# RECORDS:
□ □ □ □ □ □ □

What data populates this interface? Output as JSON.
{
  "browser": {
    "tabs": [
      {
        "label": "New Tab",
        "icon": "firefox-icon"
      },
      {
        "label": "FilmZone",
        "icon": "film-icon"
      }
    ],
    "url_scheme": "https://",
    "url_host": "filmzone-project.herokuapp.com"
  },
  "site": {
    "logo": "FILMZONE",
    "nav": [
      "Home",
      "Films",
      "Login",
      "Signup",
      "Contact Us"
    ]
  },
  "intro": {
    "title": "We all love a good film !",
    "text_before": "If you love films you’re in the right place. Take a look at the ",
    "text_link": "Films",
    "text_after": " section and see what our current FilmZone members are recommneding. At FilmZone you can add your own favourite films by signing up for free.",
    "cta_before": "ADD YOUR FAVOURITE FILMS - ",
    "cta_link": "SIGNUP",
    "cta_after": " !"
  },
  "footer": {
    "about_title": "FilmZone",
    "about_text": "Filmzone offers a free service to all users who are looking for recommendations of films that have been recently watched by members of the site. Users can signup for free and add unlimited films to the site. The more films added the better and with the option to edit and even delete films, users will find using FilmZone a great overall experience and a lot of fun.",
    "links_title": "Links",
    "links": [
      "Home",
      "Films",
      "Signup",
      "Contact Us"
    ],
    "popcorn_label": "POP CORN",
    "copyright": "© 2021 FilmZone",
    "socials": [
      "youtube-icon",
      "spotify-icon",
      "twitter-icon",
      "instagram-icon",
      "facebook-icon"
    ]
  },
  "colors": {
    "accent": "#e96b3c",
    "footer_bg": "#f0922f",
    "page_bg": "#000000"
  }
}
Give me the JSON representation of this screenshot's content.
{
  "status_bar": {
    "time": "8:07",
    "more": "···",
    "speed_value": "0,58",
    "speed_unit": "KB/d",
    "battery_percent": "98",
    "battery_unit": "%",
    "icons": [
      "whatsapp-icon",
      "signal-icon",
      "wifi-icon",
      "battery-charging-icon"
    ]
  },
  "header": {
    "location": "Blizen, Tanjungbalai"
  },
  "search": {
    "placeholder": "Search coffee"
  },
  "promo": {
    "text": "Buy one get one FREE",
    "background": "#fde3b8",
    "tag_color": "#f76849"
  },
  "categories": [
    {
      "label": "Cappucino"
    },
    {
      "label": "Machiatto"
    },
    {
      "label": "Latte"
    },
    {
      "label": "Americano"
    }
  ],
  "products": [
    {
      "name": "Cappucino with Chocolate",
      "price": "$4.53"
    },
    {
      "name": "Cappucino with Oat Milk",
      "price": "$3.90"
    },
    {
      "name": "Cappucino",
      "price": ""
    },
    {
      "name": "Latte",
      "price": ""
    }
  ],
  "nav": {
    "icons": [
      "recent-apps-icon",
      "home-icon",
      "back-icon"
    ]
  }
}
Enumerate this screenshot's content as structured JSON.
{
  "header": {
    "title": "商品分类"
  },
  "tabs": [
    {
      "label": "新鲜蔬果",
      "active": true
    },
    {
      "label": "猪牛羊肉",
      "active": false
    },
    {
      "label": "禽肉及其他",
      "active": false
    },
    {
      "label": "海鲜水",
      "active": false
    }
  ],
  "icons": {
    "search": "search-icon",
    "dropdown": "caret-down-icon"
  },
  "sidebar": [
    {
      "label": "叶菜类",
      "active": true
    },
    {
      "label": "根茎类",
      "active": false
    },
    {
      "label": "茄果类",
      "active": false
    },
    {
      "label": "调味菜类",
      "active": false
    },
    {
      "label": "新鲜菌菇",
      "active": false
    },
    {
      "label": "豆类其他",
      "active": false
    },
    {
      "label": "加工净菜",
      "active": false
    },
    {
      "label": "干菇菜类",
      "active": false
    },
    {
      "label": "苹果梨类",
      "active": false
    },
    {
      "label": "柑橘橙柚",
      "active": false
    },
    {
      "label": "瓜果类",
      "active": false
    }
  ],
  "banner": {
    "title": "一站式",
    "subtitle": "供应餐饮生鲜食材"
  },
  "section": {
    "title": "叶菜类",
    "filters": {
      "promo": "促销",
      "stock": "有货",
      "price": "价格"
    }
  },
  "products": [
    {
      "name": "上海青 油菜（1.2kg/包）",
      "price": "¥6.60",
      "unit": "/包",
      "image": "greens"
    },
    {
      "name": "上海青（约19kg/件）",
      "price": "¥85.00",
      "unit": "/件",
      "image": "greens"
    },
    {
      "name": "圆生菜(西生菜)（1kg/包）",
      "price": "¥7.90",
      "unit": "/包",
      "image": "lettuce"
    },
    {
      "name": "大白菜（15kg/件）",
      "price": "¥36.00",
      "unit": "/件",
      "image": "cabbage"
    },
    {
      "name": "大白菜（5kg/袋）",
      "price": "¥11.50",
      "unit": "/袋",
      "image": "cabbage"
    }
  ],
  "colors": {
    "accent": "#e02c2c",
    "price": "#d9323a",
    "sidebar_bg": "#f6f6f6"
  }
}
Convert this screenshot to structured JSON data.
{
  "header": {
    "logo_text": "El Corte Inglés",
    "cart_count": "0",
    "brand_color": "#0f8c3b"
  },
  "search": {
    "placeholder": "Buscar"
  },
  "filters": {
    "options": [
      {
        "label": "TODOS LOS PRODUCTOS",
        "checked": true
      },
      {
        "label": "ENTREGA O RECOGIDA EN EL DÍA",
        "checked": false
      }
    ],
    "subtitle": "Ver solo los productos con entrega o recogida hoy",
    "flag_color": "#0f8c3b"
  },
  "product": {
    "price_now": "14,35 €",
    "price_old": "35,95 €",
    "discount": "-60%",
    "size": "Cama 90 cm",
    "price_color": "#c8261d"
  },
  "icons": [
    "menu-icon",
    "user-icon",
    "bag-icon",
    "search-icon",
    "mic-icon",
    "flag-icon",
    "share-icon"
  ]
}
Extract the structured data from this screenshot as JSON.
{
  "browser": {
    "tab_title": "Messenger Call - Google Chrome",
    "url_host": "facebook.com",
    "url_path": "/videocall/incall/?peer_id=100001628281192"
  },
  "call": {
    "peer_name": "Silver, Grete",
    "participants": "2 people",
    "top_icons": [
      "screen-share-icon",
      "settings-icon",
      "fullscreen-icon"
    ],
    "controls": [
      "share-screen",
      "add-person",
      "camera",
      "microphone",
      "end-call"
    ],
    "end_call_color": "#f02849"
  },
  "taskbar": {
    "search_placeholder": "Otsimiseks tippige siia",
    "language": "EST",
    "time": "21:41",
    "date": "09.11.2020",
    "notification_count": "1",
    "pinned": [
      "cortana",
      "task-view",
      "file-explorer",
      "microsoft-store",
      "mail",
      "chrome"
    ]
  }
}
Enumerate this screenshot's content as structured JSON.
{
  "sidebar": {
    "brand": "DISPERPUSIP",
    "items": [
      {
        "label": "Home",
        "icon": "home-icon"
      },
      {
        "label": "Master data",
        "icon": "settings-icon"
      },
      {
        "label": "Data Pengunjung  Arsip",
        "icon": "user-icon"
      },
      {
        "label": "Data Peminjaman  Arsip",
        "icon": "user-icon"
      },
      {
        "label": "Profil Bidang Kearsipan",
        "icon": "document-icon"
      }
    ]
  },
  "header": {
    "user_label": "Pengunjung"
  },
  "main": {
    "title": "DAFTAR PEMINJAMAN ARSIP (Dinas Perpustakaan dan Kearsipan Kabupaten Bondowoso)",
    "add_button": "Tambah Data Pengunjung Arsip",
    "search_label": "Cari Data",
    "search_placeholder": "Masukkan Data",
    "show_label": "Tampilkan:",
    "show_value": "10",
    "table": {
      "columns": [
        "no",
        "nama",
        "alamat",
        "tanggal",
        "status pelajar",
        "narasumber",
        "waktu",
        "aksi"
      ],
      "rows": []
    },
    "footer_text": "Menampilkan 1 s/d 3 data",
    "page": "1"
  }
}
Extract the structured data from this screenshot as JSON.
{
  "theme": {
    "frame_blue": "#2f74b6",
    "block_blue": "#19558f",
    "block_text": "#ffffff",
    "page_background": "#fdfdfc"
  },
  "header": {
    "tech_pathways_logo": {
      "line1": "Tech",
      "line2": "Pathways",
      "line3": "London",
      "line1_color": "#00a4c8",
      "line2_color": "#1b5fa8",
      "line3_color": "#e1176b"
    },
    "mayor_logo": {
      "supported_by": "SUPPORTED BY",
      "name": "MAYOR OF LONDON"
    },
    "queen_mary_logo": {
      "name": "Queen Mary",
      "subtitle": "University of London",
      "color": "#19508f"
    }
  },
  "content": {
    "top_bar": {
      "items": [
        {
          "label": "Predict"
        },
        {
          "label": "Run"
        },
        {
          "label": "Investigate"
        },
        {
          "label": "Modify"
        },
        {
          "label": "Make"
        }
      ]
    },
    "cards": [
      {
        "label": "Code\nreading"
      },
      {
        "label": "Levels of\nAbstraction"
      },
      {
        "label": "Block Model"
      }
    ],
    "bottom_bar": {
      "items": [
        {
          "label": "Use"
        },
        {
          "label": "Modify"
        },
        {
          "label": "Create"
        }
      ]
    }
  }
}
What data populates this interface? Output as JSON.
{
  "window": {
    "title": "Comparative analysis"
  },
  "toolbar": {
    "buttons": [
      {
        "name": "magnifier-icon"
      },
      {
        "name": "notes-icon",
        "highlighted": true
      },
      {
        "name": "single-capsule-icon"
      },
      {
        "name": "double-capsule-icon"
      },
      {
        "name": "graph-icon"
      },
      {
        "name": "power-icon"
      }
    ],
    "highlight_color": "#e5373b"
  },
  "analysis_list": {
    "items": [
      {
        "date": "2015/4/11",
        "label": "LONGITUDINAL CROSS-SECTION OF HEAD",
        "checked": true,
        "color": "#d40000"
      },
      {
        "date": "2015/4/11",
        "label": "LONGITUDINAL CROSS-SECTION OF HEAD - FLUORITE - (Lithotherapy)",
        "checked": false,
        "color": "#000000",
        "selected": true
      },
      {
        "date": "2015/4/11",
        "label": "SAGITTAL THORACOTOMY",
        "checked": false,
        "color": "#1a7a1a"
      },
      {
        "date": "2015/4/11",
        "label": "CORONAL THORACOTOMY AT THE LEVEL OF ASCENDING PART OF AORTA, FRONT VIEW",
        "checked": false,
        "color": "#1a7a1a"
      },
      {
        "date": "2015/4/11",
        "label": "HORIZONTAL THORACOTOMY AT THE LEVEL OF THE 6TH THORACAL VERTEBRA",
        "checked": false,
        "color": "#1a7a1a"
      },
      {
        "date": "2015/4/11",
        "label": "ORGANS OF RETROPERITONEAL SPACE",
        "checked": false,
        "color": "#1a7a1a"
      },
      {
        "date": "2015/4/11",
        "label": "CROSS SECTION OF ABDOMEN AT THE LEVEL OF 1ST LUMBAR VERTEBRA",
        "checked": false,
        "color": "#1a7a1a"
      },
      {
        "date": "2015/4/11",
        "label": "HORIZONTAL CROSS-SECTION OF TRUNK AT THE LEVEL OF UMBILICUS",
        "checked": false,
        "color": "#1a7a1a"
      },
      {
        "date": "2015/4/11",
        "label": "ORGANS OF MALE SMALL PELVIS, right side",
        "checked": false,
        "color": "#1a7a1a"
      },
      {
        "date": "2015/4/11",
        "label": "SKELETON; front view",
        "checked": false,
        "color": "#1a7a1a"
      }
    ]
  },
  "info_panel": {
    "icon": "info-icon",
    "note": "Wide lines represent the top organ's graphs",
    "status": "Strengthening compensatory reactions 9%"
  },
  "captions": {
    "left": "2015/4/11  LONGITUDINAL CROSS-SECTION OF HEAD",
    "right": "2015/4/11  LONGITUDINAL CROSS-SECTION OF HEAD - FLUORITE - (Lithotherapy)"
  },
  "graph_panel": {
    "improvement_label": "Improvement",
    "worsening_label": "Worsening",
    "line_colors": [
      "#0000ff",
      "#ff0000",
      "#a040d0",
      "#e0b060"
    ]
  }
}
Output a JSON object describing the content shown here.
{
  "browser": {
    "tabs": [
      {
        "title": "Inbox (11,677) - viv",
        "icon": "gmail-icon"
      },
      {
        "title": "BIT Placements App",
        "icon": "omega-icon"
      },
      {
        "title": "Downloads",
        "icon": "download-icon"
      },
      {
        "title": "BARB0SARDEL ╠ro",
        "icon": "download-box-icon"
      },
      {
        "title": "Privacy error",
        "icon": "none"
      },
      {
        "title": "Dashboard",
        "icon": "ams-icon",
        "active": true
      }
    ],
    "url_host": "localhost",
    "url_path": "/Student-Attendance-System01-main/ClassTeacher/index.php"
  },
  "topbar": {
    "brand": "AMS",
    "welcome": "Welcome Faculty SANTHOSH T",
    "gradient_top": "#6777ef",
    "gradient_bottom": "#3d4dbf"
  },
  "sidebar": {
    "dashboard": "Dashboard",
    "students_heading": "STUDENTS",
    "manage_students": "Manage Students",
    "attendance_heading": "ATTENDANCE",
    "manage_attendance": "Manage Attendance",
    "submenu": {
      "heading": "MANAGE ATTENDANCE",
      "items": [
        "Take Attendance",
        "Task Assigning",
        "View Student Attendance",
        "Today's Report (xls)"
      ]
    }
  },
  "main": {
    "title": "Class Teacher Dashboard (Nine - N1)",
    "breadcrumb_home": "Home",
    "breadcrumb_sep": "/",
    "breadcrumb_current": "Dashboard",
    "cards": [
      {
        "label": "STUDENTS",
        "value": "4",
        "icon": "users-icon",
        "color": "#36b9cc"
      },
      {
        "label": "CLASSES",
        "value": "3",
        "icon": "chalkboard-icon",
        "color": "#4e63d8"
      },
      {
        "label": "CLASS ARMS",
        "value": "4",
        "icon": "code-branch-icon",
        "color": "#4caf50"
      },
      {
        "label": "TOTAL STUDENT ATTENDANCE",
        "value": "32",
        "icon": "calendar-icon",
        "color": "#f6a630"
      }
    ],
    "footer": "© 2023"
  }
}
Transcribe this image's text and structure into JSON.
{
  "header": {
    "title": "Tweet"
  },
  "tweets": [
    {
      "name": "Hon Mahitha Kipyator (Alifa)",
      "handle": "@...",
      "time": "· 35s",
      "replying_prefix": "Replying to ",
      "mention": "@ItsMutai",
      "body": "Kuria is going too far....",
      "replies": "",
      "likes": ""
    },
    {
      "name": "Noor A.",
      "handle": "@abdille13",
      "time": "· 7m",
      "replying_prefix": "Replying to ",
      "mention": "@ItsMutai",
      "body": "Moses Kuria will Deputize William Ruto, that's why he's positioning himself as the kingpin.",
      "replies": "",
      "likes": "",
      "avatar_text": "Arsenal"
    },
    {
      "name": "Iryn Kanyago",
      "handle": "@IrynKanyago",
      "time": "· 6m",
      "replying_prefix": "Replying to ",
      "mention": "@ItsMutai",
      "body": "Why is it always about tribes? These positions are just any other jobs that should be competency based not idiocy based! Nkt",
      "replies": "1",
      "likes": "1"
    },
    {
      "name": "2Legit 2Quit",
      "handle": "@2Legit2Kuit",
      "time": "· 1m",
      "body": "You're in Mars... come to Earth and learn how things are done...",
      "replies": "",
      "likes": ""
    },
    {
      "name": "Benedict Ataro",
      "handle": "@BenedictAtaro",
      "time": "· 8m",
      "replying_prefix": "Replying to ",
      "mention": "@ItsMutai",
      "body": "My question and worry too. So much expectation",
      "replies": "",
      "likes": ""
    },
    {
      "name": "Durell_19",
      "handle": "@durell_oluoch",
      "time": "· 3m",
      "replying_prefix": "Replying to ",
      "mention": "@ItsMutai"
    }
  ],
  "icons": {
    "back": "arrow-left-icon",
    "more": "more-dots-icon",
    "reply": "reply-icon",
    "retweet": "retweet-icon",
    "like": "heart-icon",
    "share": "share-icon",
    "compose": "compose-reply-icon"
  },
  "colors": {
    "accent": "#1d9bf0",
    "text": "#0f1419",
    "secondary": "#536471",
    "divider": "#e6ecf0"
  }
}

□ □ □ □ □ □ □

# WHAT IS REQUIRED:
Scan the material above for the string "capsule" and report each line where you find it.

# REPLY TO THE EXERCISE:
        "name": "single-capsule-icon"
        "name": "double-capsule-icon"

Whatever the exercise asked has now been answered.